**Exercise directions**
Exclude the pictures and retype the entries as written.

**Extracted records**
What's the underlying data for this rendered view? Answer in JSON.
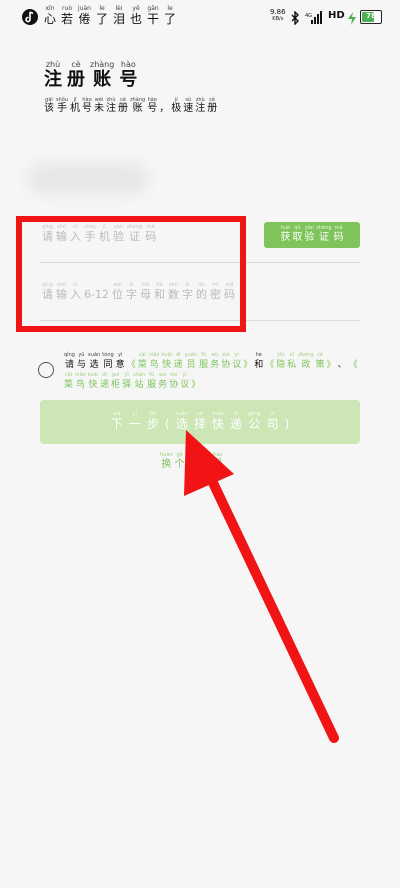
{
  "status_bar": {
    "song": [
      {
        "py": "xīn",
        "han": "心"
      },
      {
        "py": "ruò",
        "han": "若"
      },
      {
        "py": "juàn",
        "han": "倦"
      },
      {
        "py": "le",
        "han": "了"
      },
      {
        "py": "lèi",
        "han": "泪"
      },
      {
        "py": "yě",
        "han": "也"
      },
      {
        "py": "gān",
        "han": "干"
      },
      {
        "py": "le",
        "han": "了"
      }
    ],
    "net_speed_value": "9.86",
    "net_speed_unit": "KB/s",
    "hd": "HD",
    "battery": "78",
    "battery_level": 0.78,
    "icons": [
      "music-icon",
      "bluetooth-icon",
      "signal-icon",
      "charging-icon",
      "battery-icon"
    ]
  },
  "title": [
    {
      "py": "zhù",
      "han": "注"
    },
    {
      "py": "cè",
      "han": "册"
    },
    {
      "py": "zhàng",
      "han": "账"
    },
    {
      "py": "hào",
      "han": "号"
    }
  ],
  "subtitle": [
    {
      "py": "gāi",
      "han": "该"
    },
    {
      "py": "shǒu",
      "han": "手"
    },
    {
      "py": "jī",
      "han": "机"
    },
    {
      "py": "hào",
      "han": "号"
    },
    {
      "py": "wèi",
      "han": "未"
    },
    {
      "py": "zhù",
      "han": "注"
    },
    {
      "py": "cè",
      "han": "册"
    },
    {
      "py": "zhàng",
      "han": "账"
    },
    {
      "py": "hào",
      "han": "号"
    },
    {
      "py": "",
      "han": "，"
    },
    {
      "py": "jí",
      "han": "极"
    },
    {
      "py": "sù",
      "han": "速"
    },
    {
      "py": "zhù",
      "han": "注"
    },
    {
      "py": "cè",
      "han": "册"
    }
  ],
  "code_placeholder": [
    {
      "py": "qǐng",
      "han": "请"
    },
    {
      "py": "shū",
      "han": "输"
    },
    {
      "py": "rù",
      "han": "入"
    },
    {
      "py": "shǒu",
      "han": "手"
    },
    {
      "py": "jī",
      "han": "机"
    },
    {
      "py": "yàn",
      "han": "验"
    },
    {
      "py": "zhèng",
      "han": "证"
    },
    {
      "py": "mǎ",
      "han": "码"
    }
  ],
  "password_placeholder": [
    {
      "py": "qǐng",
      "han": "请"
    },
    {
      "py": "shū",
      "han": "输"
    },
    {
      "py": "rù",
      "han": "入"
    },
    {
      "py": "",
      "han": "6-12"
    },
    {
      "py": "wèi",
      "han": "位"
    },
    {
      "py": "zì",
      "han": "字"
    },
    {
      "py": "mǔ",
      "han": "母"
    },
    {
      "py": "hé",
      "han": "和"
    },
    {
      "py": "shù",
      "han": "数"
    },
    {
      "py": "zì",
      "han": "字"
    },
    {
      "py": "de",
      "han": "的"
    },
    {
      "py": "mì",
      "han": "密"
    },
    {
      "py": "mǎ",
      "han": "码"
    }
  ],
  "get_code_button": [
    {
      "py": "huò",
      "han": "获"
    },
    {
      "py": "qǔ",
      "han": "取"
    },
    {
      "py": "yàn",
      "han": "验"
    },
    {
      "py": "zhèng",
      "han": "证"
    },
    {
      "py": "mǎ",
      "han": "码"
    }
  ],
  "agreement": {
    "prefix": [
      {
        "py": "qǐng",
        "han": "请"
      },
      {
        "py": "yǔ",
        "han": "与"
      },
      {
        "py": "xuǎn",
        "han": "选"
      },
      {
        "py": "tóng",
        "han": "同"
      },
      {
        "py": "yì",
        "han": "意"
      }
    ],
    "link1": [
      {
        "py": "",
        "han": "《"
      },
      {
        "py": "cài",
        "han": "菜"
      },
      {
        "py": "niǎo",
        "han": "鸟"
      },
      {
        "py": "kuài",
        "han": "快"
      },
      {
        "py": "dì",
        "han": "递"
      },
      {
        "py": "yuán",
        "han": "员"
      },
      {
        "py": "fú",
        "han": "服"
      },
      {
        "py": "wù",
        "han": "务"
      },
      {
        "py": "xié",
        "han": "协"
      },
      {
        "py": "yì",
        "han": "议"
      },
      {
        "py": "",
        "han": "》"
      }
    ],
    "and": [
      {
        "py": "hé",
        "han": "和"
      }
    ],
    "link2": [
      {
        "py": "",
        "han": "《"
      },
      {
        "py": "yǐn",
        "han": "隐"
      },
      {
        "py": "sī",
        "han": "私"
      },
      {
        "py": "zhèng",
        "han": "政"
      },
      {
        "py": "cè",
        "han": "策"
      },
      {
        "py": "",
        "han": "》"
      }
    ],
    "sep": [
      {
        "py": "",
        "han": "、"
      }
    ],
    "link3": [
      {
        "py": "",
        "han": "《"
      },
      {
        "py": "cài",
        "han": "菜"
      },
      {
        "py": "niǎo",
        "han": "鸟"
      },
      {
        "py": "kuài",
        "han": "快"
      },
      {
        "py": "dì",
        "han": "递"
      },
      {
        "py": "guì",
        "han": "柜"
      },
      {
        "py": "yì",
        "han": "驿"
      },
      {
        "py": "zhàn",
        "han": "站"
      },
      {
        "py": "fú",
        "han": "服"
      },
      {
        "py": "wù",
        "han": "务"
      },
      {
        "py": "xié",
        "han": "协"
      },
      {
        "py": "yì",
        "han": "议"
      },
      {
        "py": "",
        "han": "》"
      }
    ]
  },
  "next_button": [
    {
      "py": "xià",
      "han": "下"
    },
    {
      "py": "yī",
      "han": "一"
    },
    {
      "py": "bù",
      "han": "步"
    },
    {
      "py": "",
      "han": "("
    },
    {
      "py": "xuǎn",
      "han": "选"
    },
    {
      "py": "zé",
      "han": "择"
    },
    {
      "py": "kuài",
      "han": "快"
    },
    {
      "py": "dì",
      "han": "递"
    },
    {
      "py": "gōng",
      "han": "公"
    },
    {
      "py": "sī",
      "han": "司"
    },
    {
      "py": "",
      "han": ")"
    }
  ],
  "switch_phone": [
    {
      "py": "huàn",
      "han": "换"
    },
    {
      "py": "gè",
      "han": "个"
    },
    {
      "py": "shǒu",
      "han": "手"
    },
    {
      "py": "jī",
      "han": "机"
    },
    {
      "py": "hào",
      "han": "号"
    }
  ],
  "colors": {
    "accent": "#7ec45a",
    "button_disabled": "#cce6b6",
    "highlight": "#f01414",
    "background": "#f6f6f6"
  }
}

**Result for this task**
What's the underlying data for this rendered view? Answer in JSON.
{
  "status_bar": {
    "song": [
      {
        "py": "xīn",
        "han": "心"
      },
      {
        "py": "ruò",
        "han": "若"
      },
      {
        "py": "juàn",
        "han": "倦"
      },
      {
        "py": "le",
        "han": "了"
      },
      {
        "py": "lèi",
        "han": "泪"
      },
      {
        "py": "yě",
        "han": "也"
      },
      {
        "py": "gān",
        "han": "干"
      },
      {
        "py": "le",
        "han": "了"
      }
    ],
    "net_speed_value": "9.86",
    "net_speed_unit": "KB/s",
    "hd": "HD",
    "battery": "78",
    "battery_level": 0.78,
    "icons": [
      "music-icon",
      "bluetooth-icon",
      "signal-icon",
      "charging-icon",
      "battery-icon"
    ]
  },
  "title": [
    {
      "py": "zhù",
      "han": "注"
    },
    {
      "py": "cè",
      "han": "册"
    },
    {
      "py": "zhàng",
      "han": "账"
    },
    {
      "py": "hào",
      "han": "号"
    }
  ],
  "subtitle": [
    {
      "py": "gāi",
      "han": "该"
    },
    {
      "py": "shǒu",
      "han": "手"
    },
    {
      "py": "jī",
      "han": "机"
    },
    {
      "py": "hào",
      "han": "号"
    },
    {
      "py": "wèi",
      "han": "未"
    },
    {
      "py": "zhù",
      "han": "注"
    },
    {
      "py": "cè",
      "han": "册"
    },
    {
      "py": "zhàng",
      "han": "账"
    },
    {
      "py": "hào",
      "han": "号"
    },
    {
      "py": "",
      "han": "，"
    },
    {
      "py": "jí",
      "han": "极"
    },
    {
      "py": "sù",
      "han": "速"
    },
    {
      "py": "zhù",
      "han": "注"
    },
    {
      "py": "cè",
      "han": "册"
    }
  ],
  "code_placeholder": [
    {
      "py": "qǐng",
      "han": "请"
    },
    {
      "py": "shū",
      "han": "输"
    },
    {
      "py": "rù",
      "han": "入"
    },
    {
      "py": "shǒu",
      "han": "手"
    },
    {
      "py": "jī",
      "han": "机"
    },
    {
      "py": "yàn",
      "han": "验"
    },
    {
      "py": "zhèng",
      "han": "证"
    },
    {
      "py": "mǎ",
      "han": "码"
    }
  ],
  "password_placeholder": [
    {
      "py": "qǐng",
      "han": "请"
    },
    {
      "py": "shū",
      "han": "输"
    },
    {
      "py": "rù",
      "han": "入"
    },
    {
      "py": "",
      "han": "6-12"
    },
    {
      "py": "wèi",
      "han": "位"
    },
    {
      "py": "zì",
      "han": "字"
    },
    {
      "py": "mǔ",
      "han": "母"
    },
    {
      "py": "hé",
      "han": "和"
    },
    {
      "py": "shù",
      "han": "数"
    },
    {
      "py": "zì",
      "han": "字"
    },
    {
      "py": "de",
      "han": "的"
    },
    {
      "py": "mì",
      "han": "密"
    },
    {
      "py": "mǎ",
      "han": "码"
    }
  ],
  "get_code_button": [
    {
      "py": "huò",
      "han": "获"
    },
    {
      "py": "qǔ",
      "han": "取"
    },
    {
      "py": "yàn",
      "han": "验"
    },
    {
      "py": "zhèng",
      "han": "证"
    },
    {
      "py": "mǎ",
      "han": "码"
    }
  ],
  "agreement": {
    "prefix": [
      {
        "py": "qǐng",
        "han": "请"
      },
      {
        "py": "yǔ",
        "han": "与"
      },
      {
        "py": "xuǎn",
        "han": "选"
      },
      {
        "py": "tóng",
        "han": "同"
      },
      {
        "py": "yì",
        "han": "意"
      }
    ],
    "link1": [
      {
        "py": "",
        "han": "《"
      },
      {
        "py": "cài",
        "han": "菜"
      },
      {
        "py": "niǎo",
        "han": "鸟"
      },
      {
        "py": "kuài",
        "han": "快"
      },
      {
        "py": "dì",
        "han": "递"
      },
      {
        "py": "yuán",
        "han": "员"
      },
      {
        "py": "fú",
        "han": "服"
      },
      {
        "py": "wù",
        "han": "务"
      },
      {
        "py": "xié",
        "han": "协"
      },
      {
        "py": "yì",
        "han": "议"
      },
      {
        "py": "",
        "han": "》"
      }
    ],
    "and": [
      {
        "py": "hé",
        "han": "和"
      }
    ],
    "link2": [
      {
        "py": "",
        "han": "《"
      },
      {
        "py": "yǐn",
        "han": "隐"
      },
      {
        "py": "sī",
        "han": "私"
      },
      {
        "py": "zhèng",
        "han": "政"
      },
      {
        "py": "cè",
        "han": "策"
      },
      {
        "py": "",
        "han": "》"
      }
    ],
    "sep": [
      {
        "py": "",
        "han": "、"
      }
    ],
    "link3": [
      {
        "py": "",
        "han": "《"
      },
      {
        "py": "cài",
        "han": "菜"
      },
      {
        "py": "niǎo",
        "han": "鸟"
      },
      {
        "py": "kuài",
        "han": "快"
      },
      {
        "py": "dì",
        "han": "递"
      },
      {
        "py": "guì",
        "han": "柜"
      },
      {
        "py": "yì",
        "han": "驿"
      },
      {
        "py": "zhàn",
        "han": "站"
      },
      {
        "py": "fú",
        "han": "服"
      },
      {
        "py": "wù",
        "han": "务"
      },
      {
        "py": "xié",
        "han": "协"
      },
      {
        "py": "yì",
        "han": "议"
      },
      {
        "py": "",
        "han": "》"
      }
    ]
  },
  "next_button": [
    {
      "py": "xià",
      "han": "下"
    },
    {
      "py": "yī",
      "han": "一"
    },
    {
      "py": "bù",
      "han": "步"
    },
    {
      "py": "",
      "han": "("
    },
    {
      "py": "xuǎn",
      "han": "选"
    },
    {
      "py": "zé",
      "han": "择"
    },
    {
      "py": "kuài",
      "han": "快"
    },
    {
      "py": "dì",
      "han": "递"
    },
    {
      "py": "gōng",
      "han": "公"
    },
    {
      "py": "sī",
      "han": "司"
    },
    {
      "py": "",
      "han": ")"
    }
  ],
  "switch_phone": [
    {
      "py": "huàn",
      "han": "换"
    },
    {
      "py": "gè",
      "han": "个"
    },
    {
      "py": "shǒu",
      "han": "手"
    },
    {
      "py": "jī",
      "han": "机"
    },
    {
      "py": "hào",
      "han": "号"
    }
  ],
  "colors": {
    "accent": "#7ec45a",
    "button_disabled": "#cce6b6",
    "highlight": "#f01414",
    "background": "#f6f6f6"
  }
}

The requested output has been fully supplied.